* Given task:
Copy the listing below verbatim, starting at the line with "Itemize the components" and continuing through the line with "restaurant-photo: Nouveau (8, 68, 241, 253)", both ends included.

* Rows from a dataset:
• • • • • • •
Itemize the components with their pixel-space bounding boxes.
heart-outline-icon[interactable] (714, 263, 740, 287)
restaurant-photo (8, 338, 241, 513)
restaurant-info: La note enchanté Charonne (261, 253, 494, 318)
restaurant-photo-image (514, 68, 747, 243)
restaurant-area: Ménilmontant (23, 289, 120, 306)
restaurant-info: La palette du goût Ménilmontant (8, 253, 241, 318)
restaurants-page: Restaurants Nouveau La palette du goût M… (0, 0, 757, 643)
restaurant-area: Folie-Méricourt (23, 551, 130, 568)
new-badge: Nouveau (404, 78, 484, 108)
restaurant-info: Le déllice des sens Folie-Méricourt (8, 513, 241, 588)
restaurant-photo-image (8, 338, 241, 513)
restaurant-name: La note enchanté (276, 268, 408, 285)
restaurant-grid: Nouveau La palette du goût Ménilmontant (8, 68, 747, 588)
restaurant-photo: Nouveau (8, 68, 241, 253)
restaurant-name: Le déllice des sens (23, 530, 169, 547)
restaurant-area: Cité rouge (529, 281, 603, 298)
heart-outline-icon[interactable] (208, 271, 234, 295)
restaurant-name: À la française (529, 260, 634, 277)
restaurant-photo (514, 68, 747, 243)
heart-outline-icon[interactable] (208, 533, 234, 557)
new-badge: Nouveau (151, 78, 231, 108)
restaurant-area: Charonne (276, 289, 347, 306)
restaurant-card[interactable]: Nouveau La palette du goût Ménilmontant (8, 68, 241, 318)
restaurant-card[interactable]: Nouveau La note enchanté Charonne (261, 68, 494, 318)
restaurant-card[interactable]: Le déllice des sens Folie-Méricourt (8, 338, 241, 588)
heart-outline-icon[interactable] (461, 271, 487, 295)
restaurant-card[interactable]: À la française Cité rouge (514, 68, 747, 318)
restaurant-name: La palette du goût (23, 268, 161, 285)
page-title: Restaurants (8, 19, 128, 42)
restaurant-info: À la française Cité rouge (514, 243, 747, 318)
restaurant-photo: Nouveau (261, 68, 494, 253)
• • • • • • •
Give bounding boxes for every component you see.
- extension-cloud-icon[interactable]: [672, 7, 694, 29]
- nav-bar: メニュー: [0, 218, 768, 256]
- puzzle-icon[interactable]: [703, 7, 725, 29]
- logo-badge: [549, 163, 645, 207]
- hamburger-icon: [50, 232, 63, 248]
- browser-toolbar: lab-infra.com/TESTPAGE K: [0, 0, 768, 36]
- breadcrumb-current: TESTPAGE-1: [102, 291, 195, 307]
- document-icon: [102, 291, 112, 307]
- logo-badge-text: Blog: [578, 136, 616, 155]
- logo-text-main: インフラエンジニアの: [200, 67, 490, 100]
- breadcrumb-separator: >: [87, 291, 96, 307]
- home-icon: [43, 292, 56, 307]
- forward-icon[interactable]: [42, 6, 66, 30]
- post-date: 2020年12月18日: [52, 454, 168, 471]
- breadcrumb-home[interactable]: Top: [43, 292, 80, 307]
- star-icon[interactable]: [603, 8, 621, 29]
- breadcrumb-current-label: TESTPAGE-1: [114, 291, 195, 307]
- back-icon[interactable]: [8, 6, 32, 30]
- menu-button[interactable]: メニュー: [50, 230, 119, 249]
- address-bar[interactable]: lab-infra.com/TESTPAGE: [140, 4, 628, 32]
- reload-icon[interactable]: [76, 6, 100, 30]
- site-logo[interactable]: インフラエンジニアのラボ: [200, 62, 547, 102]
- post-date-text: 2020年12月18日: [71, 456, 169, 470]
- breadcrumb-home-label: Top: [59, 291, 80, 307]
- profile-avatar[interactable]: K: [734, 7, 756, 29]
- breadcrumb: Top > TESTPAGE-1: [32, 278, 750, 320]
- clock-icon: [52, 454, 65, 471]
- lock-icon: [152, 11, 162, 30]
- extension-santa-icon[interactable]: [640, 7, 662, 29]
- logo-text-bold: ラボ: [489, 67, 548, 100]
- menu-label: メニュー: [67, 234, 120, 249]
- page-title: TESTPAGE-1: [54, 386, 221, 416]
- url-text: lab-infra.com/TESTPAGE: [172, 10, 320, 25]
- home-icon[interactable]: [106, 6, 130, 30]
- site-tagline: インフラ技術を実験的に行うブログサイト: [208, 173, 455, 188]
• • • • • • •
* Worked answer:
Itemize the components with their pixel-space bounding boxes.
heart-outline-icon[interactable] (714, 263, 740, 287)
restaurant-photo (8, 338, 241, 513)
restaurant-info: La note enchanté Charonne (261, 253, 494, 318)
restaurant-photo-image (514, 68, 747, 243)
restaurant-area: Ménilmontant (23, 289, 120, 306)
restaurant-info: La palette du goût Ménilmontant (8, 253, 241, 318)
restaurants-page: Restaurants Nouveau La palette du goût M… (0, 0, 757, 643)
restaurant-area: Folie-Méricourt (23, 551, 130, 568)
new-badge: Nouveau (404, 78, 484, 108)
restaurant-info: Le déllice des sens Folie-Méricourt (8, 513, 241, 588)
restaurant-photo-image (8, 338, 241, 513)
restaurant-name: La note enchanté (276, 268, 408, 285)
restaurant-grid: Nouveau La palette du goût Ménilmontant (8, 68, 747, 588)
restaurant-photo: Nouveau (8, 68, 241, 253)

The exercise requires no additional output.